*OBJECTIVE*. Exactly reproduce each line of the listing that follows.

*Records about charts and figures*.
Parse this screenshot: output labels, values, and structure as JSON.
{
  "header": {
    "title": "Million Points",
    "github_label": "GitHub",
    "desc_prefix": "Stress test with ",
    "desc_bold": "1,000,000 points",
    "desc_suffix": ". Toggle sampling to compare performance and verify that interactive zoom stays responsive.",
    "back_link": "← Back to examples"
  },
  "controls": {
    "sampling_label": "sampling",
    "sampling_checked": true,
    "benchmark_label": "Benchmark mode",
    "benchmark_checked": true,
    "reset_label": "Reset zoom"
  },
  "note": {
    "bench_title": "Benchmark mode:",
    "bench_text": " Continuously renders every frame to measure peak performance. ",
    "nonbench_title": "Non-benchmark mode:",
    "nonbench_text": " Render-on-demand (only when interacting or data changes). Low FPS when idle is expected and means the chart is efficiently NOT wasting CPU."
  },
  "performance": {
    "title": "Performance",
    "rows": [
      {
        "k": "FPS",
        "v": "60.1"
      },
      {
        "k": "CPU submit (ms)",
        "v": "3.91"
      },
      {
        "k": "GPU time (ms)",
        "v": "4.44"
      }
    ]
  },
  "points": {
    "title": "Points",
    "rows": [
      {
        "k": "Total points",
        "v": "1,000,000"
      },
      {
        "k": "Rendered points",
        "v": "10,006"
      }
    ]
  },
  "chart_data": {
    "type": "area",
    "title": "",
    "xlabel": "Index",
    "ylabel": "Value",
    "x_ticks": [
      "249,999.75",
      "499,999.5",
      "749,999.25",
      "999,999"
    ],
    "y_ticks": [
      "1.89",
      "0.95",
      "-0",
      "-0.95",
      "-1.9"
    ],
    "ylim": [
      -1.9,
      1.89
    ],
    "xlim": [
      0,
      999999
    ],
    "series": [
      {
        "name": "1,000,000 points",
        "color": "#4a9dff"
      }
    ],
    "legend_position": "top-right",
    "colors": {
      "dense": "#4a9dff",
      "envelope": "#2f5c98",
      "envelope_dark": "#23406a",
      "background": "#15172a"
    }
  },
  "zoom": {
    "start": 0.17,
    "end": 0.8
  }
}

*COMPLETE ANSWER*.
Parse this screenshot: output labels, values, and structure as JSON.
{
  "header": {
    "title": "Million Points",
    "github_label": "GitHub",
    "desc_prefix": "Stress test with ",
    "desc_bold": "1,000,000 points",
    "desc_suffix": ". Toggle sampling to compare performance and verify that interactive zoom stays responsive.",
    "back_link": "← Back to examples"
  },
  "controls": {
    "sampling_label": "sampling",
    "sampling_checked": true,
    "benchmark_label": "Benchmark mode",
    "benchmark_checked": true,
    "reset_label": "Reset zoom"
  },
  "note": {
    "bench_title": "Benchmark mode:",
    "bench_text": " Continuously renders every frame to measure peak performance. ",
    "nonbench_title": "Non-benchmark mode:",
    "nonbench_text": " Render-on-demand (only when interacting or data changes). Low FPS when idle is expected and means the chart is efficiently NOT wasting CPU."
  },
  "performance": {
    "title": "Performance",
    "rows": [
      {
        "k": "FPS",
        "v": "60.1"
      },
      {
        "k": "CPU submit (ms)",
        "v": "3.91"
      },
      {
        "k": "GPU time (ms)",
        "v": "4.44"
      }
    ]
  },
  "points": {
    "title": "Points",
    "rows": [
      {
        "k": "Total points",
        "v": "1,000,000"
      },
      {
        "k": "Rendered points",
        "v": "10,006"
      }
    ]
  },
  "chart_data": {
    "type": "area",
    "title": "",
    "xlabel": "Index",
    "ylabel": "Value",
    "x_ticks": [
      "249,999.75",
      "499,999.5",
      "749,999.25",
      "999,999"
    ],
    "y_ticks": [
      "1.89",
      "0.95",
      "-0",
      "-0.95",
      "-1.9"
    ],
    "ylim": [
      -1.9,
      1.89
    ],
    "xlim": [
      0,
      999999
    ],
    "series": [
      {
        "name": "1,000,000 points",
        "color": "#4a9dff"
      }
    ],
    "legend_position": "top-right",
    "colors": {
      "dense": "#4a9dff",
      "envelope": "#2f5c98",
      "envelope_dark": "#23406a",
      "background": "#15172a"
    }
  },
  "zoom": {
    "start": 0.17,
    "end": 0.8
  }
}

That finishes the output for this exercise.